Print out the material that follows word for word.

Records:
******

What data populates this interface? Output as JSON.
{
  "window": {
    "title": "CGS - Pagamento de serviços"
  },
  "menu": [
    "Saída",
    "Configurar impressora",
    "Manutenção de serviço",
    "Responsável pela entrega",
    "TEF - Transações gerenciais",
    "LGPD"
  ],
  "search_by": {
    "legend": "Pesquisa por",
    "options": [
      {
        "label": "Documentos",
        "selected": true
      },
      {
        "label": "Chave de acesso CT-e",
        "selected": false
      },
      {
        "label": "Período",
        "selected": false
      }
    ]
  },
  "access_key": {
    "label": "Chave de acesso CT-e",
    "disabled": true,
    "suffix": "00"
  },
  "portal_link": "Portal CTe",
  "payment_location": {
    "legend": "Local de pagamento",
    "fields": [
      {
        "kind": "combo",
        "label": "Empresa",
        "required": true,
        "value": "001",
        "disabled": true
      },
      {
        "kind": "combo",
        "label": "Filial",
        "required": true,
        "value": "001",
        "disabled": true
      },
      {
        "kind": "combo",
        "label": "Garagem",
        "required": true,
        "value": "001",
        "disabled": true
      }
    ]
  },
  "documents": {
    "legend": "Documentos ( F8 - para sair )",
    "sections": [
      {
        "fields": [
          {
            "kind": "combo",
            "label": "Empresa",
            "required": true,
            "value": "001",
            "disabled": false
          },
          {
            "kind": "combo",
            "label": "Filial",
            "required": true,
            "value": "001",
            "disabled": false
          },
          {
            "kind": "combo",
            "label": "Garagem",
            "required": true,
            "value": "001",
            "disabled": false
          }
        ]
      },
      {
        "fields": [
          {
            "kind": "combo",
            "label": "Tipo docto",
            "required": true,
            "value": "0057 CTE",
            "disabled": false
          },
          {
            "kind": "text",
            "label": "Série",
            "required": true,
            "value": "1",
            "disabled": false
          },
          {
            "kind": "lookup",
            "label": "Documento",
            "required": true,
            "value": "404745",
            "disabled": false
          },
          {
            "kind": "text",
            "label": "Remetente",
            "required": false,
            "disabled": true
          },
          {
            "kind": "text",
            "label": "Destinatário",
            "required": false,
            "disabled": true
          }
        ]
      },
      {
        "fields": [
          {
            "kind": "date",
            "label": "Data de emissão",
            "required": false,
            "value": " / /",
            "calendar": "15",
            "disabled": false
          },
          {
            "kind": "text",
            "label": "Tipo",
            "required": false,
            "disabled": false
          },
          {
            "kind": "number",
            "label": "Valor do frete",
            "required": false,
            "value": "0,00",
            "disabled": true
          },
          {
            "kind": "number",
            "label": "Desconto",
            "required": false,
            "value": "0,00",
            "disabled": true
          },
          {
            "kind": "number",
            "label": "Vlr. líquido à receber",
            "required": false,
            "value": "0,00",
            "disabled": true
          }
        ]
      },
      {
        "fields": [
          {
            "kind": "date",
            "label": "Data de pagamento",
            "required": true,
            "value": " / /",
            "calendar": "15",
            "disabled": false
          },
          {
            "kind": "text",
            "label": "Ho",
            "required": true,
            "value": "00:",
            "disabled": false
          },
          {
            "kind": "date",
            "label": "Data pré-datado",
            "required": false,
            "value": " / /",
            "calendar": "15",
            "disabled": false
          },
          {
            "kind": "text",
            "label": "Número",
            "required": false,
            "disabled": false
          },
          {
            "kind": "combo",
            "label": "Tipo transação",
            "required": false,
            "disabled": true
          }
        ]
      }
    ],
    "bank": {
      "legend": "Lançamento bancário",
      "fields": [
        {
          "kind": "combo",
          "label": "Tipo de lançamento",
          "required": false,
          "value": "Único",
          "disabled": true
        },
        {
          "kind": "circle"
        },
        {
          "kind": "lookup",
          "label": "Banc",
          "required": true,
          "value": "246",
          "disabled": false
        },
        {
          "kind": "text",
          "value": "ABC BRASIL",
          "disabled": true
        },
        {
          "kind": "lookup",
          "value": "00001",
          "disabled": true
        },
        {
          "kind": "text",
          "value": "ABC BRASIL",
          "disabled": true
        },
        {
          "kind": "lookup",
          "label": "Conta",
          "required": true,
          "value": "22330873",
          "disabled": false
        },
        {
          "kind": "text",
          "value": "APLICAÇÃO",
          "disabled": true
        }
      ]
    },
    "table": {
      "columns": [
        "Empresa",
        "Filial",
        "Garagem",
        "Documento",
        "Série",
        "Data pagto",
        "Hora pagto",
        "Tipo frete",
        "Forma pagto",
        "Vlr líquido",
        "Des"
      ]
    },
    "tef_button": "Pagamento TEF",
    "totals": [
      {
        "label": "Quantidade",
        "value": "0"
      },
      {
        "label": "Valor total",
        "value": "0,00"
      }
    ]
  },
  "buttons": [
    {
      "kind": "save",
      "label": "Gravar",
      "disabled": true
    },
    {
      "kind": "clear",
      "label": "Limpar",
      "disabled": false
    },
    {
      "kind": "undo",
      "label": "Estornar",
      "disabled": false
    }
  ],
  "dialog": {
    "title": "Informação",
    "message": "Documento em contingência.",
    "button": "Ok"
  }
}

******

Full answer »
What data populates this interface? Output as JSON.
{
  "window": {
    "title": "CGS - Pagamento de serviços"
  },
  "menu": [
    "Saída",
    "Configurar impressora",
    "Manutenção de serviço",
    "Responsável pela entrega",
    "TEF - Transações gerenciais",
    "LGPD"
  ],
  "search_by": {
    "legend": "Pesquisa por",
    "options": [
      {
        "label": "Documentos",
        "selected": true
      },
      {
        "label": "Chave de acesso CT-e",
        "selected": false
      },
      {
        "label": "Período",
        "selected": false
      }
    ]
  },
  "access_key": {
    "label": "Chave de acesso CT-e",
    "disabled": true,
    "suffix": "00"
  },
  "portal_link": "Portal CTe",
  "payment_location": {
    "legend": "Local de pagamento",
    "fields": [
      {
        "kind": "combo",
        "label": "Empresa",
        "required": true,
        "value": "001",
        "disabled": true
      },
      {
        "kind": "combo",
        "label": "Filial",
        "required": true,
        "value": "001",
        "disabled": true
      },
      {
        "kind": "combo",
        "label": "Garagem",
        "required": true,
        "value": "001",
        "disabled": true
      }
    ]
  },
  "documents": {
    "legend": "Documentos ( F8 - para sair )",
    "sections": [
      {
        "fields": [
          {
            "kind": "combo",
            "label": "Empresa",
            "required": true,
            "value": "001",
            "disabled": false
          },
          {
            "kind": "combo",
            "label": "Filial",
            "required": true,
            "value": "001",
            "disabled": false
          },
          {
            "kind": "combo",
            "label": "Garagem",
            "required": true,
            "value": "001",
            "disabled": false
          }
        ]
      },
      {
        "fields": [
          {
            "kind": "combo",
            "label": "Tipo docto",
            "required": true,
            "value": "0057 CTE",
            "disabled": false
          },
          {
            "kind": "text",
            "label": "Série",
            "required": true,
            "value": "1",
            "disabled": false
          },
          {
            "kind": "lookup",
            "label": "Documento",
            "required": true,
            "value": "404745",
            "disabled": false
          },
          {
            "kind": "text",
            "label": "Remetente",
            "required": false,
            "disabled": true
          },
          {
            "kind": "text",
            "label": "Destinatário",
            "required": false,
            "disabled": true
          }
        ]
      },
      {
        "fields": [
          {
            "kind": "date",
            "label": "Data de emissão",
            "required": false,
            "value": " / /",
            "calendar": "15",
            "disabled": false
          },
          {
            "kind": "text",
            "label": "Tipo",
            "required": false,
            "disabled": false
          },
          {
            "kind": "number",
            "label": "Valor do frete",
            "required": false,
            "value": "0,00",
            "disabled": true
          },
          {
            "kind": "number",
            "label": "Desconto",
            "required": false,
            "value": "0,00",
            "disabled": true
          },
          {
            "kind": "number",
            "label": "Vlr. líquido à receber",
            "required": false,
            "value": "0,00",
            "disabled": true
          }
        ]
      },
      {
        "fields": [
          {
            "kind": "date",
            "label": "Data de pagamento",
            "required": true,
            "value": " / /",
            "calendar": "15",
            "disabled": false
          },
          {
            "kind": "text",
            "label": "Ho",
            "required": true,
            "value": "00:",
            "disabled": false
          },
          {
            "kind": "date",
            "label": "Data pré-datado",
            "required": false,
            "value": " / /",
            "calendar": "15",
            "disabled": false
          },
          {
            "kind": "text",
            "label": "Número",
            "required": false,
            "disabled": false
          },
          {
            "kind": "combo",
            "label": "Tipo transação",
            "required": false,
            "disabled": true
          }
        ]
      }
    ],
    "bank": {
      "legend": "Lançamento bancário",
      "fields": [
        {
          "kind": "combo",
          "label": "Tipo de lançamento",
          "required": false,
          "value": "Único",
          "disabled": true
        },
        {
          "kind": "circle"
        },
        {
          "kind": "lookup",
          "label": "Banc",
          "required": true,
          "value": "246",
          "disabled": false
        },
        {
          "kind": "text",
          "value": "ABC BRASIL",
          "disabled": true
        },
        {
          "kind": "lookup",
          "value": "00001",
          "disabled": true
        },
        {
          "kind": "text",
          "value": "ABC BRASIL",
          "disabled": true
        },
        {
          "kind": "lookup",
          "label": "Conta",
          "required": true,
          "value": "22330873",
          "disabled": false
        },
        {
          "kind": "text",
          "value": "APLICAÇÃO",
          "disabled": true
        }
      ]
    },
    "table": {
      "columns": [
        "Empresa",
        "Filial",
        "Garagem",
        "Documento",
        "Série",
        "Data pagto",
        "Hora pagto",
        "Tipo frete",
        "Forma pagto",
        "Vlr líquido",
        "Des"
      ]
    },
    "tef_button": "Pagamento TEF",
    "totals": [
      {
        "label": "Quantidade",
        "value": "0"
      },
      {
        "label": "Valor total",
        "value": "0,00"
      }
    ]
  },
  "buttons": [
    {
      "kind": "save",
      "label": "Gravar",
      "disabled": true
    },
    {
      "kind": "clear",
      "label": "Limpar",
      "disabled": false
    },
    {
      "kind": "undo",
      "label": "Estornar",
      "disabled": false
    }
  ],
  "dialog": {
    "title": "Informação",
    "message": "Documento em contingência.",
    "button": "Ok"
  }
}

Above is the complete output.